**What you need to do:**
Render the part of the data that opens with the line containing "viewport-tab-front[interactable]: Front xyxy=(216,940,274,966)" and closes with the line containing "zoom-extents-icon[interactable]: ⊕ xyxy=(372,125,396,149)" as a Markdown table with the columns Row and Entry. Number each line in Row, give the line itself in Entry, and leave out blank lines.

--- START OF Records for the exercise ---

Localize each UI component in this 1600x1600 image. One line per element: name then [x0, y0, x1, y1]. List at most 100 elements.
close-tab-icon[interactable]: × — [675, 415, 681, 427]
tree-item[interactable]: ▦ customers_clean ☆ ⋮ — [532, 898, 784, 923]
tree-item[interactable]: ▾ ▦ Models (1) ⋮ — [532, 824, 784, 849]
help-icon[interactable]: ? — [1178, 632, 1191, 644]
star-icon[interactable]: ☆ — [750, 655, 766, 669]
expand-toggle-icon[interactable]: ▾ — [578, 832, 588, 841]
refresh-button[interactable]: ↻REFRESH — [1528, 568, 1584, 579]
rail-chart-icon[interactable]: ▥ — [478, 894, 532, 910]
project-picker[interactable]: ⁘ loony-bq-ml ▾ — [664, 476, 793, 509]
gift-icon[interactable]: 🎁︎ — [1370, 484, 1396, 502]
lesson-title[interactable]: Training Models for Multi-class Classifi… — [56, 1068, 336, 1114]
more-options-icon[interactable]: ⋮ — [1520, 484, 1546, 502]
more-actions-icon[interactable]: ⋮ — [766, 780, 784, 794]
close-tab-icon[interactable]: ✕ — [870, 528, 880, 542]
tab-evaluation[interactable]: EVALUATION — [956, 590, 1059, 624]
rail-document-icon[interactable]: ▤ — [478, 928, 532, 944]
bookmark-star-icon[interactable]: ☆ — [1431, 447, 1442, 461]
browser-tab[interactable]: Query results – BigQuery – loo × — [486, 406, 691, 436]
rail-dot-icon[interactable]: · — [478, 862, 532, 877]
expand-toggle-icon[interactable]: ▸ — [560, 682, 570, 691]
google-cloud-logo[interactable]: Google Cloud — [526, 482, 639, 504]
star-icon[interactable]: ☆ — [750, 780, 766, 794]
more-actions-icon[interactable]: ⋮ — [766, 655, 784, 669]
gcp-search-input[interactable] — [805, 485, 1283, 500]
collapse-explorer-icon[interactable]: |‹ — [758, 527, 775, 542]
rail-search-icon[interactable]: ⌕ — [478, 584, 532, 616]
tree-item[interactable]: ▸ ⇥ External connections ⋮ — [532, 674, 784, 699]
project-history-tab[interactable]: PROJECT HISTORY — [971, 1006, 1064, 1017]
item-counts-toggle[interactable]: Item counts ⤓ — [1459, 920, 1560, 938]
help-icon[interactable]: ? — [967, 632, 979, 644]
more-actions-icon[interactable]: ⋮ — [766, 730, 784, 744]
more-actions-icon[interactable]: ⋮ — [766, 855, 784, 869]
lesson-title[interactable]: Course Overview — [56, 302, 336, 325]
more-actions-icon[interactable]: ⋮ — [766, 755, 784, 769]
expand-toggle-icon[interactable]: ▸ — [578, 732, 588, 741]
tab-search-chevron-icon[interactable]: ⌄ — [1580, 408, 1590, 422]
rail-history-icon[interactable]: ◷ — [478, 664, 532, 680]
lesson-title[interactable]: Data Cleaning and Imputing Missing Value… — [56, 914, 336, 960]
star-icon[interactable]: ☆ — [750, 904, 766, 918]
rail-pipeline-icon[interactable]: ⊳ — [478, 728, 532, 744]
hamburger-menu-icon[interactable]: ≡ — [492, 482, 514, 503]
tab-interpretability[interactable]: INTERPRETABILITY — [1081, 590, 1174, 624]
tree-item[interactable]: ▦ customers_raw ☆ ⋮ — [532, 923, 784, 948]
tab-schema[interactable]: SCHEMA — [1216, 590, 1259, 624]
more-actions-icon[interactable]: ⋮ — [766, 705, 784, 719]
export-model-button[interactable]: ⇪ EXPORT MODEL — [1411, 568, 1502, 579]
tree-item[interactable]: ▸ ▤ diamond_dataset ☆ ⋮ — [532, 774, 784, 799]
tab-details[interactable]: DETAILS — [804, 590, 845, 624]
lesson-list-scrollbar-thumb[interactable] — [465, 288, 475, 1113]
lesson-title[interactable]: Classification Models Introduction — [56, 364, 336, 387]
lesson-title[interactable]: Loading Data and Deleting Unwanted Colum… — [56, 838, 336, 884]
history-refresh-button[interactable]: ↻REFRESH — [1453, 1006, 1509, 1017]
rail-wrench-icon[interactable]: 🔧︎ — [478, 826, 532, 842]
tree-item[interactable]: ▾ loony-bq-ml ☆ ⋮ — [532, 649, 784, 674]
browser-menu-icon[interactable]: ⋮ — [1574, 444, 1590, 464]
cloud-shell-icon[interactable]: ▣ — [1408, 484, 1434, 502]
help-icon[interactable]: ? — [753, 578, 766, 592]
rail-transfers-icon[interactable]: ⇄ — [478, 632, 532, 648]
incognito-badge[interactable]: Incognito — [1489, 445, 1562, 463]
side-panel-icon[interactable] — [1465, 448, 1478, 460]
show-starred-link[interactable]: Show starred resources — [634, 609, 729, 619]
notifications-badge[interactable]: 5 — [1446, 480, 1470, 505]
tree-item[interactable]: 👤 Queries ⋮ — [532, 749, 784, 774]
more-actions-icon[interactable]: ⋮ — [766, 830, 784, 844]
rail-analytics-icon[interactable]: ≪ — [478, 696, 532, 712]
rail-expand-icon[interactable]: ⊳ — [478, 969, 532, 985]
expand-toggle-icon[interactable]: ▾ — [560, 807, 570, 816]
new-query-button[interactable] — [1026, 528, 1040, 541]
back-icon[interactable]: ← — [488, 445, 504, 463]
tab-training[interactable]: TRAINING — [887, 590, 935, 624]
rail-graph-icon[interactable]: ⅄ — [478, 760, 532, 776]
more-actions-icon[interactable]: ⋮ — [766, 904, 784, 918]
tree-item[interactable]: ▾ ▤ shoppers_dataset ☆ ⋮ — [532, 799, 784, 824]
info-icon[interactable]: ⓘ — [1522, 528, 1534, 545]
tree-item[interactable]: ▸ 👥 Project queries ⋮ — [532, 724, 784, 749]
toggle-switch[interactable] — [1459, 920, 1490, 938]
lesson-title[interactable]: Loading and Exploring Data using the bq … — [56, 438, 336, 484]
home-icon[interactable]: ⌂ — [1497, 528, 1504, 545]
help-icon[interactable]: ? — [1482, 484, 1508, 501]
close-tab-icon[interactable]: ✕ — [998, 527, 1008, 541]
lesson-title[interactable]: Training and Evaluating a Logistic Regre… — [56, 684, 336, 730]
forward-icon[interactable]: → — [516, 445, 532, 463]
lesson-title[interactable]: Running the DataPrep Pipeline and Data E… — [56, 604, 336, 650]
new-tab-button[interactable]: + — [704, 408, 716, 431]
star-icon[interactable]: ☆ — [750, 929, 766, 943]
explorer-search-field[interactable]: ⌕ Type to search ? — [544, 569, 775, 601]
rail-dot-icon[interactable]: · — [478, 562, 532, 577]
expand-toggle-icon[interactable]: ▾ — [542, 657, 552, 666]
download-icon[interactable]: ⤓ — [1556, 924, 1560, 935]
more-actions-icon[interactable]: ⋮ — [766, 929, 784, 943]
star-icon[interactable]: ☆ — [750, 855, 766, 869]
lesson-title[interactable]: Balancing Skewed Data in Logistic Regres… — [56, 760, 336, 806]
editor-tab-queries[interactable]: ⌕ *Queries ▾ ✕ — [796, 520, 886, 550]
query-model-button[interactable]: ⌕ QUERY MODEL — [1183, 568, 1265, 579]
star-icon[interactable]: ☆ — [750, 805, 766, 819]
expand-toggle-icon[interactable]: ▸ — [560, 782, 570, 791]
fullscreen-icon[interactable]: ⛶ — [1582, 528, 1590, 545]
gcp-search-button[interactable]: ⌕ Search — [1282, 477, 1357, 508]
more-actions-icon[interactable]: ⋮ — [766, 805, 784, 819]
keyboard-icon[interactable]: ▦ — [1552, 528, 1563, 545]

--- END OF Records for the exercise ---
--- START OF Records for the exercise ---

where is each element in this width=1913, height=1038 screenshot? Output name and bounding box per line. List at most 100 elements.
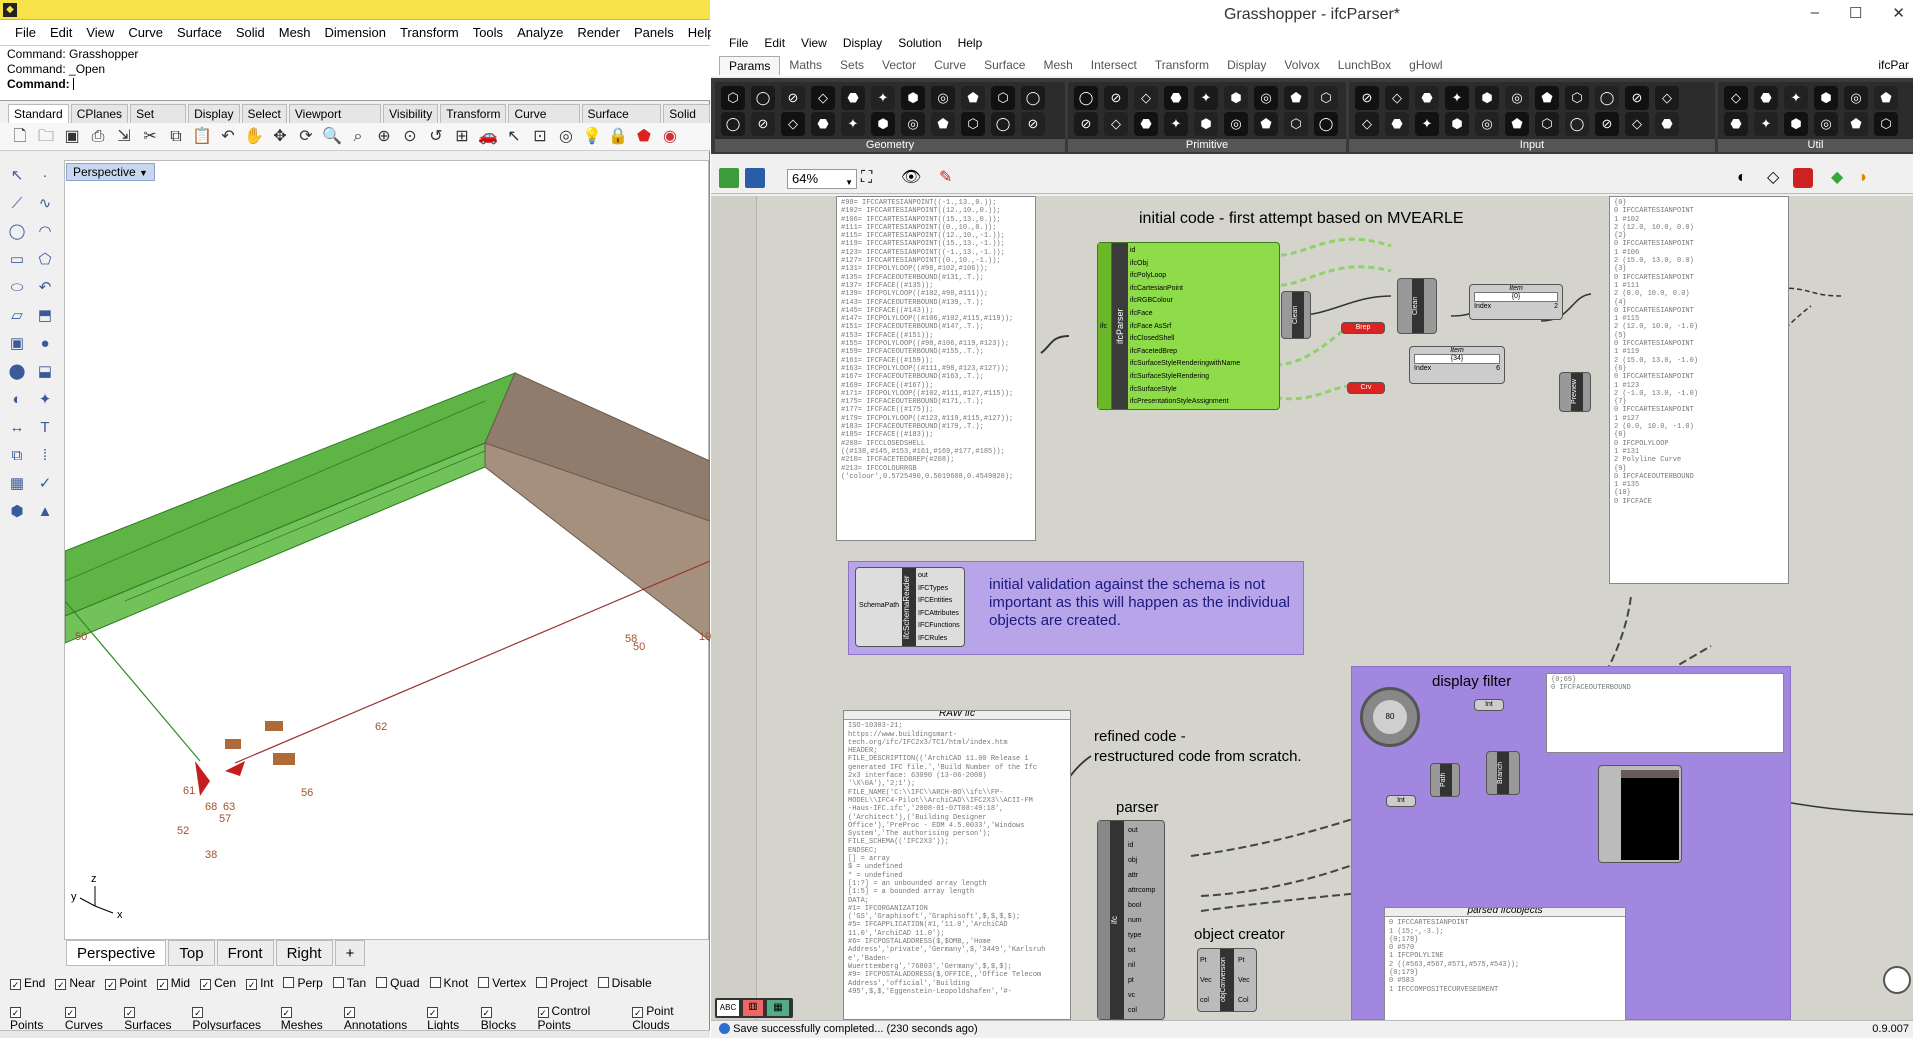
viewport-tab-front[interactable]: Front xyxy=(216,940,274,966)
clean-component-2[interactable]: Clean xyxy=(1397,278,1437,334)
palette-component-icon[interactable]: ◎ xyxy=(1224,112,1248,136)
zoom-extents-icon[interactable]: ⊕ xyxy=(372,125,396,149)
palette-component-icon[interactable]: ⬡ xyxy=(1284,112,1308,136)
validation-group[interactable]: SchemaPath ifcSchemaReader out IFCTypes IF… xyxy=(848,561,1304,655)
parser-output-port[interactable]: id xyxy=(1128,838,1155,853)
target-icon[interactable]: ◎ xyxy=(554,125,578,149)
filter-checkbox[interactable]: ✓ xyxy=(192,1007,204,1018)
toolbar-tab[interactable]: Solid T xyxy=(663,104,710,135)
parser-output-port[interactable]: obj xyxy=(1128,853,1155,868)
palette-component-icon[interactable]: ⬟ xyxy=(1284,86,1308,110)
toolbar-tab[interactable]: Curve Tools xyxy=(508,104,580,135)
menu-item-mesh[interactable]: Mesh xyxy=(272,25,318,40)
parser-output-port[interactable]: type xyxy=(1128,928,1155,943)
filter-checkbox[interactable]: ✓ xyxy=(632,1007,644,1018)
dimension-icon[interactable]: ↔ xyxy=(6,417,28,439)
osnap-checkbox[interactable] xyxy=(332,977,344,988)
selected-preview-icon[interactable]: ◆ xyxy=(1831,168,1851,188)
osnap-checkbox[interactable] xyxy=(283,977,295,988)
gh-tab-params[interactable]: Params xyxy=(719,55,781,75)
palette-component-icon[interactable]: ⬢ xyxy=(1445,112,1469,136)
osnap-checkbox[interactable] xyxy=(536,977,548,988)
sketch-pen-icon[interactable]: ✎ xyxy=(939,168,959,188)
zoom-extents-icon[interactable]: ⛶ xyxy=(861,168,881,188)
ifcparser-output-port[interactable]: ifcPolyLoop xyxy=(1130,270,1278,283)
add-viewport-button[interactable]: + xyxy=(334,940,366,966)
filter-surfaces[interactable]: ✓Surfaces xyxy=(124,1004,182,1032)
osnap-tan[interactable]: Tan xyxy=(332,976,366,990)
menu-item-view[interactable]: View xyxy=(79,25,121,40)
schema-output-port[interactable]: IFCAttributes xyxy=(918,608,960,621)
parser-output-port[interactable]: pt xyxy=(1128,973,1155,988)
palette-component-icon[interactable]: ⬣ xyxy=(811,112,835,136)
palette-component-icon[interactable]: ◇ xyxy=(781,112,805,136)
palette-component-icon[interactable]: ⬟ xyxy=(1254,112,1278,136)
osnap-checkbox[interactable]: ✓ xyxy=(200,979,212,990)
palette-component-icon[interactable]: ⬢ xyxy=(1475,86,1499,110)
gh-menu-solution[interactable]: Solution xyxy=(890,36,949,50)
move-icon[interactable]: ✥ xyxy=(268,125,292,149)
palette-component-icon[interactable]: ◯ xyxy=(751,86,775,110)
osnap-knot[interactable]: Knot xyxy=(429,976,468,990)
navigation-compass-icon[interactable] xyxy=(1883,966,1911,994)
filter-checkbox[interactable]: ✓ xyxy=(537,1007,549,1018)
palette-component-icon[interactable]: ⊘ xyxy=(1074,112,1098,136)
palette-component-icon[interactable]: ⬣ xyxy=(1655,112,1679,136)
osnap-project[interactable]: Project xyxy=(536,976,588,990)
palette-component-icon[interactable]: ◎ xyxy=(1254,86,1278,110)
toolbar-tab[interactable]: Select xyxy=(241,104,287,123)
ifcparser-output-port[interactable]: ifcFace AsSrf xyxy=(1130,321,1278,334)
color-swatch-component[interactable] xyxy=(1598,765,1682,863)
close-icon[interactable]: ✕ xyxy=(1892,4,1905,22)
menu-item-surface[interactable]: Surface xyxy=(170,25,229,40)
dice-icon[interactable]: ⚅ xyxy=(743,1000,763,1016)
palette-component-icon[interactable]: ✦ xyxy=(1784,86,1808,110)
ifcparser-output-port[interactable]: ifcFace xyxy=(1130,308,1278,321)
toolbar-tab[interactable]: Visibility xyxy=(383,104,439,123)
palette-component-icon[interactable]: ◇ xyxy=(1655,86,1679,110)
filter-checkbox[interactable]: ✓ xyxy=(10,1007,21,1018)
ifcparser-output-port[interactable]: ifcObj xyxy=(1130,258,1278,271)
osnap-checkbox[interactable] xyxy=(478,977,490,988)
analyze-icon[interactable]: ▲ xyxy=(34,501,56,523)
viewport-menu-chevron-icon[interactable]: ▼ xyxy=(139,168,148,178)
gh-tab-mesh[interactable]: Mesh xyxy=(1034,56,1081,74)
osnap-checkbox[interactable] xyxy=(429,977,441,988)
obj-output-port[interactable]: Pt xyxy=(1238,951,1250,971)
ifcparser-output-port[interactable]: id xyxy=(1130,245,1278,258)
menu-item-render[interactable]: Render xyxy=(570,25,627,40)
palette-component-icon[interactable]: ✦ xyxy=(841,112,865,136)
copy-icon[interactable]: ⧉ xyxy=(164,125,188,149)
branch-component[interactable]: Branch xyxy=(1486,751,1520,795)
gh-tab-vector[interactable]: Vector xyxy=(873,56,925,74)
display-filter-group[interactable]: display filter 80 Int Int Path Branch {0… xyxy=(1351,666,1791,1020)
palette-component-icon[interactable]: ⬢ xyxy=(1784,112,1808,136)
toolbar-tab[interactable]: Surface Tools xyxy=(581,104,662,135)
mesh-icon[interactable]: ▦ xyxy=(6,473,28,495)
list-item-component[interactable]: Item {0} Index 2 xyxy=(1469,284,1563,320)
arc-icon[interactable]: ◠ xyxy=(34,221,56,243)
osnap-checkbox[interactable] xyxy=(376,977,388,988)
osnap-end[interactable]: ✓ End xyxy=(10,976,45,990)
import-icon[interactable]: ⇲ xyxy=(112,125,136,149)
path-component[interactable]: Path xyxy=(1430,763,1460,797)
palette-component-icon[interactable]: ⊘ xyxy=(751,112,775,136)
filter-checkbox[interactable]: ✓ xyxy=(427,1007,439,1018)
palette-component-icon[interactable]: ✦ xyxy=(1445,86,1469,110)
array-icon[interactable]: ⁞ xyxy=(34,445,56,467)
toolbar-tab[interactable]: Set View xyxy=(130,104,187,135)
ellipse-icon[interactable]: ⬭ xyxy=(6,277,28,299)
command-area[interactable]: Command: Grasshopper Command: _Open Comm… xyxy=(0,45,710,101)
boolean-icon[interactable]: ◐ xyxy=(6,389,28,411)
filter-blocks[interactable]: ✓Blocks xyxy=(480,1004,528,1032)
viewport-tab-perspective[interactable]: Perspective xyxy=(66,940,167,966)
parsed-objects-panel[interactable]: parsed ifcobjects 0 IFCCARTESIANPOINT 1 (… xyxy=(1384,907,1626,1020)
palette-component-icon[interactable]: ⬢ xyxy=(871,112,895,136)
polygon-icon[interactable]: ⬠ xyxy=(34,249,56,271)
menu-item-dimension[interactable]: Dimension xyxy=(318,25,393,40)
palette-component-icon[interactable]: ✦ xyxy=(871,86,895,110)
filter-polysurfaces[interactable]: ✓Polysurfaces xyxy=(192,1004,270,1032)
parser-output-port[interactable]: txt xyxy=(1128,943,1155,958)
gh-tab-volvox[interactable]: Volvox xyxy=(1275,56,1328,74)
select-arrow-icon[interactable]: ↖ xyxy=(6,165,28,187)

--- END OF Records for the exercise ---
--- START OF Records for the exercise ---

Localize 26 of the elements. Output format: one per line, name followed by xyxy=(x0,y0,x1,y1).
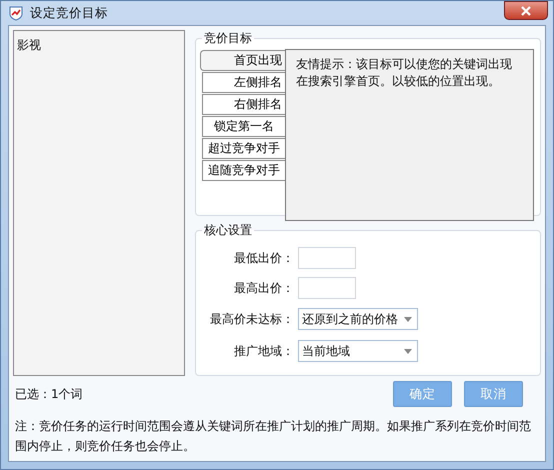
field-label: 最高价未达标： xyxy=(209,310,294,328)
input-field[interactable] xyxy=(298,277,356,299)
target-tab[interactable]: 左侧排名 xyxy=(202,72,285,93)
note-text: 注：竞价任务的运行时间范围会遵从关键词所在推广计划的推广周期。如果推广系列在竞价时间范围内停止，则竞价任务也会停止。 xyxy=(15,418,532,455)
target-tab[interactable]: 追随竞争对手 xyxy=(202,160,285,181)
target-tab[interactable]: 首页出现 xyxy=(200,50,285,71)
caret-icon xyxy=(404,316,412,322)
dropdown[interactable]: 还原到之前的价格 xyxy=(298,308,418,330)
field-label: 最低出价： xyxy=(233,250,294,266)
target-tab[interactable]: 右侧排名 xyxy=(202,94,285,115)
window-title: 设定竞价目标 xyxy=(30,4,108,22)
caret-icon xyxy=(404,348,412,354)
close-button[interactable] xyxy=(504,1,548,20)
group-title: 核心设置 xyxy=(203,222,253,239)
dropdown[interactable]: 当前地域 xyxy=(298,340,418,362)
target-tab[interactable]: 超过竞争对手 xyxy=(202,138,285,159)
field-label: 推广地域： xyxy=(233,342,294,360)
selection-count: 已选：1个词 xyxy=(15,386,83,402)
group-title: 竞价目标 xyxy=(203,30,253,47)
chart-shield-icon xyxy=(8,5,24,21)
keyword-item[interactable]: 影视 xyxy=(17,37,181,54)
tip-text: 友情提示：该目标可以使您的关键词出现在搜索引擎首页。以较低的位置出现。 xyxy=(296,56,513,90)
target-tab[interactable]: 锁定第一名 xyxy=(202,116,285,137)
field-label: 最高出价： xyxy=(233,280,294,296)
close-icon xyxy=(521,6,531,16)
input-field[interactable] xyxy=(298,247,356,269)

--- END OF Records for the exercise ---

**Answer to the task:**
| Row | Entry |
|---|---|
| 1 | viewport-tab-front[interactable]: Front xyxy=(216,940,274,966) |
| 2 | clean-component-2[interactable]: Clean xyxy=(1397,278,1437,334) |
| 3 | palette-component-icon[interactable]: ◎ xyxy=(1224,112,1248,136) |
| 4 | zoom-extents-icon[interactable]: ⊕ xyxy=(372,125,396,149) |